§ **Given information**
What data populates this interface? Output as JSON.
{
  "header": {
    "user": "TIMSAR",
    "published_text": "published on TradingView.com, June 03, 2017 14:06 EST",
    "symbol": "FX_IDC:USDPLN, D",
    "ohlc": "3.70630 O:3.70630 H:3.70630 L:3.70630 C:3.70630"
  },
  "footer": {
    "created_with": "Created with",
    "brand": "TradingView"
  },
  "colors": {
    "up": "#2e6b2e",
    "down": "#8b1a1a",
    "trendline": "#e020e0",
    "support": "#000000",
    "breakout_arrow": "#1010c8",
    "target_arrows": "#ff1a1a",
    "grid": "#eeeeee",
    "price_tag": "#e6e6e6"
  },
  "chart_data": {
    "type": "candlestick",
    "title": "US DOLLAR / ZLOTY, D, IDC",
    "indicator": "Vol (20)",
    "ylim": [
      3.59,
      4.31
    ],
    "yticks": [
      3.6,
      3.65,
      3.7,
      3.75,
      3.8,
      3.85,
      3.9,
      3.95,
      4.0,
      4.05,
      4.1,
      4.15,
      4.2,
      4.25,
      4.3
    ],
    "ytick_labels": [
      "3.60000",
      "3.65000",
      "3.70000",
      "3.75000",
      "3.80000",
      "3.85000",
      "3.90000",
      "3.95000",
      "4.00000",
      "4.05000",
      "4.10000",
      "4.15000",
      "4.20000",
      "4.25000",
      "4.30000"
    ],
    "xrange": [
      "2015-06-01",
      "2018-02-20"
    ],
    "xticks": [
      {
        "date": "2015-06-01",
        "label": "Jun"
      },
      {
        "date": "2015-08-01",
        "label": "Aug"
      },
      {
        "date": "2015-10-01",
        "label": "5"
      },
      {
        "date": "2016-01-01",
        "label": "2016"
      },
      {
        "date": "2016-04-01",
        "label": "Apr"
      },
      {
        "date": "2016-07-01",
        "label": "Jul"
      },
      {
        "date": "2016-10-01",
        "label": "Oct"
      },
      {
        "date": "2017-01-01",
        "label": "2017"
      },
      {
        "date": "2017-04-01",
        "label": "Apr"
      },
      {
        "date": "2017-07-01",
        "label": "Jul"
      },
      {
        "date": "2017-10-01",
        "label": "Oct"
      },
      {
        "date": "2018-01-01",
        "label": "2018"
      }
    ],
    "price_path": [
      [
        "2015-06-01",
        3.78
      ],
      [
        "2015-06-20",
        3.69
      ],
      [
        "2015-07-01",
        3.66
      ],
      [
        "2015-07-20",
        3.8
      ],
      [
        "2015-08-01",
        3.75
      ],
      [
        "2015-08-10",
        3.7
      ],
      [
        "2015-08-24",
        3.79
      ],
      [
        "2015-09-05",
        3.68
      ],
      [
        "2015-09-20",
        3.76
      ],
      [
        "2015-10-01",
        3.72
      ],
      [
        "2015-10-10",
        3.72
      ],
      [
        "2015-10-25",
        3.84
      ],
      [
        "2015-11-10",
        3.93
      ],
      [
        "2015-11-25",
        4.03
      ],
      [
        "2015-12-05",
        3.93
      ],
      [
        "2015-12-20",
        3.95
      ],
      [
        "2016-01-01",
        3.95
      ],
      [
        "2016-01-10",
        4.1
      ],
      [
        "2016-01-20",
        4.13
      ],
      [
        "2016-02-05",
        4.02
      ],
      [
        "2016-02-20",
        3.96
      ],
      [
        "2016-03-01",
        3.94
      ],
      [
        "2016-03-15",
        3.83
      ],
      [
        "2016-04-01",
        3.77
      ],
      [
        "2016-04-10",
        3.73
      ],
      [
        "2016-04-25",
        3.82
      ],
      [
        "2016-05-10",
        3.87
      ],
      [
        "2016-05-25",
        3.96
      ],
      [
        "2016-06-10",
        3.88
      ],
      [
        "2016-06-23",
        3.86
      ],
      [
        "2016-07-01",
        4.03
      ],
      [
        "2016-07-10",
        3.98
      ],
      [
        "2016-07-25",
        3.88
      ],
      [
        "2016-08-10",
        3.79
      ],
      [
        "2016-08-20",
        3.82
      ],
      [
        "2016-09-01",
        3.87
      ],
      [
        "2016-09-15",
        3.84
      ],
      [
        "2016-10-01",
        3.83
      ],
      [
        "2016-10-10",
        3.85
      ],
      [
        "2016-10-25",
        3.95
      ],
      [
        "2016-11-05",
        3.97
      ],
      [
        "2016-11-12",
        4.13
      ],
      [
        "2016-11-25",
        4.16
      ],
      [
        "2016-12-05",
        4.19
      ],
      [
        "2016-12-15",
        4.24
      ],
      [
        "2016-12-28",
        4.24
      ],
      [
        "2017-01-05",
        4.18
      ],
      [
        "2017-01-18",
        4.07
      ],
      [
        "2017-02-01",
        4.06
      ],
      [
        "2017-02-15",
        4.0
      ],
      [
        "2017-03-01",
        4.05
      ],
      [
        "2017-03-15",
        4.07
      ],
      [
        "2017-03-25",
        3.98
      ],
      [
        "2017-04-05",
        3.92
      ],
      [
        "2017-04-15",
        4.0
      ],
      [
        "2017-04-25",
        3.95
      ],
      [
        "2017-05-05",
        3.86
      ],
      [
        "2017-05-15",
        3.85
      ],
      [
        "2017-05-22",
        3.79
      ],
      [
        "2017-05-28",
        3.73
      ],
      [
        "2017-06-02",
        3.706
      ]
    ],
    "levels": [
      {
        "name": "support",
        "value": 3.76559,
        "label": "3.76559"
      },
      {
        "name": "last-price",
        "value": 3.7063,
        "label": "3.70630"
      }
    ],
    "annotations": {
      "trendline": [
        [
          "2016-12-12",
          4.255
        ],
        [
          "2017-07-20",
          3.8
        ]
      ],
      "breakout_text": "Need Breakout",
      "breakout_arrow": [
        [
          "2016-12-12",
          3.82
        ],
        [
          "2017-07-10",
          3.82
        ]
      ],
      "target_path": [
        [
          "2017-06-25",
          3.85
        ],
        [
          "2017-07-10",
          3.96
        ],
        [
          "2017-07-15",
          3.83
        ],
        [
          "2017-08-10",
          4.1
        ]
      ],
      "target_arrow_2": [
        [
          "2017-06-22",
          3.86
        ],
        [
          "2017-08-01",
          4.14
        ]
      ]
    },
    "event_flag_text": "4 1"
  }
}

§ **Short task**
Write every record out again, unaltered.

§ **Task solution**
What data populates this interface? Output as JSON.
{
  "header": {
    "user": "TIMSAR",
    "published_text": "published on TradingView.com, June 03, 2017 14:06 EST",
    "symbol": "FX_IDC:USDPLN, D",
    "ohlc": "3.70630 O:3.70630 H:3.70630 L:3.70630 C:3.70630"
  },
  "footer": {
    "created_with": "Created with",
    "brand": "TradingView"
  },
  "colors": {
    "up": "#2e6b2e",
    "down": "#8b1a1a",
    "trendline": "#e020e0",
    "support": "#000000",
    "breakout_arrow": "#1010c8",
    "target_arrows": "#ff1a1a",
    "grid": "#eeeeee",
    "price_tag": "#e6e6e6"
  },
  "chart_data": {
    "type": "candlestick",
    "title": "US DOLLAR / ZLOTY, D, IDC",
    "indicator": "Vol (20)",
    "ylim": [
      3.59,
      4.31
    ],
    "yticks": [
      3.6,
      3.65,
      3.7,
      3.75,
      3.8,
      3.85,
      3.9,
      3.95,
      4.0,
      4.05,
      4.1,
      4.15,
      4.2,
      4.25,
      4.3
    ],
    "ytick_labels": [
      "3.60000",
      "3.65000",
      "3.70000",
      "3.75000",
      "3.80000",
      "3.85000",
      "3.90000",
      "3.95000",
      "4.00000",
      "4.05000",
      "4.10000",
      "4.15000",
      "4.20000",
      "4.25000",
      "4.30000"
    ],
    "xrange": [
      "2015-06-01",
      "2018-02-20"
    ],
    "xticks": [
      {
        "date": "2015-06-01",
        "label": "Jun"
      },
      {
        "date": "2015-08-01",
        "label": "Aug"
      },
      {
        "date": "2015-10-01",
        "label": "5"
      },
      {
        "date": "2016-01-01",
        "label": "2016"
      },
      {
        "date": "2016-04-01",
        "label": "Apr"
      },
      {
        "date": "2016-07-01",
        "label": "Jul"
      },
      {
        "date": "2016-10-01",
        "label": "Oct"
      },
      {
        "date": "2017-01-01",
        "label": "2017"
      },
      {
        "date": "2017-04-01",
        "label": "Apr"
      },
      {
        "date": "2017-07-01",
        "label": "Jul"
      },
      {
        "date": "2017-10-01",
        "label": "Oct"
      },
      {
        "date": "2018-01-01",
        "label": "2018"
      }
    ],
    "price_path": [
      [
        "2015-06-01",
        3.78
      ],
      [
        "2015-06-20",
        3.69
      ],
      [
        "2015-07-01",
        3.66
      ],
      [
        "2015-07-20",
        3.8
      ],
      [
        "2015-08-01",
        3.75
      ],
      [
        "2015-08-10",
        3.7
      ],
      [
        "2015-08-24",
        3.79
      ],
      [
        "2015-09-05",
        3.68
      ],
      [
        "2015-09-20",
        3.76
      ],
      [
        "2015-10-01",
        3.72
      ],
      [
        "2015-10-10",
        3.72
      ],
      [
        "2015-10-25",
        3.84
      ],
      [
        "2015-11-10",
        3.93
      ],
      [
        "2015-11-25",
        4.03
      ],
      [
        "2015-12-05",
        3.93
      ],
      [
        "2015-12-20",
        3.95
      ],
      [
        "2016-01-01",
        3.95
      ],
      [
        "2016-01-10",
        4.1
      ],
      [
        "2016-01-20",
        4.13
      ],
      [
        "2016-02-05",
        4.02
      ],
      [
        "2016-02-20",
        3.96
      ],
      [
        "2016-03-01",
        3.94
      ],
      [
        "2016-03-15",
        3.83
      ],
      [
        "2016-04-01",
        3.77
      ],
      [
        "2016-04-10",
        3.73
      ],
      [
        "2016-04-25",
        3.82
      ],
      [
        "2016-05-10",
        3.87
      ],
      [
        "2016-05-25",
        3.96
      ],
      [
        "2016-06-10",
        3.88
      ],
      [
        "2016-06-23",
        3.86
      ],
      [
        "2016-07-01",
        4.03
      ],
      [
        "2016-07-10",
        3.98
      ],
      [
        "2016-07-25",
        3.88
      ],
      [
        "2016-08-10",
        3.79
      ],
      [
        "2016-08-20",
        3.82
      ],
      [
        "2016-09-01",
        3.87
      ],
      [
        "2016-09-15",
        3.84
      ],
      [
        "2016-10-01",
        3.83
      ],
      [
        "2016-10-10",
        3.85
      ],
      [
        "2016-10-25",
        3.95
      ],
      [
        "2016-11-05",
        3.97
      ],
      [
        "2016-11-12",
        4.13
      ],
      [
        "2016-11-25",
        4.16
      ],
      [
        "2016-12-05",
        4.19
      ],
      [
        "2016-12-15",
        4.24
      ],
      [
        "2016-12-28",
        4.24
      ],
      [
        "2017-01-05",
        4.18
      ],
      [
        "2017-01-18",
        4.07
      ],
      [
        "2017-02-01",
        4.06
      ],
      [
        "2017-02-15",
        4.0
      ],
      [
        "2017-03-01",
        4.05
      ],
      [
        "2017-03-15",
        4.07
      ],
      [
        "2017-03-25",
        3.98
      ],
      [
        "2017-04-05",
        3.92
      ],
      [
        "2017-04-15",
        4.0
      ],
      [
        "2017-04-25",
        3.95
      ],
      [
        "2017-05-05",
        3.86
      ],
      [
        "2017-05-15",
        3.85
      ],
      [
        "2017-05-22",
        3.79
      ],
      [
        "2017-05-28",
        3.73
      ],
      [
        "2017-06-02",
        3.706
      ]
    ],
    "levels": [
      {
        "name": "support",
        "value": 3.76559,
        "label": "3.76559"
      },
      {
        "name": "last-price",
        "value": 3.7063,
        "label": "3.70630"
      }
    ],
    "annotations": {
      "trendline": [
        [
          "2016-12-12",
          4.255
        ],
        [
          "2017-07-20",
          3.8
        ]
      ],
      "breakout_text": "Need Breakout",
      "breakout_arrow": [
        [
          "2016-12-12",
          3.82
        ],
        [
          "2017-07-10",
          3.82
        ]
      ],
      "target_path": [
        [
          "2017-06-25",
          3.85
        ],
        [
          "2017-07-10",
          3.96
        ],
        [
          "2017-07-15",
          3.83
        ],
        [
          "2017-08-10",
          4.1
        ]
      ],
      "target_arrow_2": [
        [
          "2017-06-22",
          3.86
        ],
        [
          "2017-08-01",
          4.14
        ]
      ]
    },
    "event_flag_text": "4 1"
  }
}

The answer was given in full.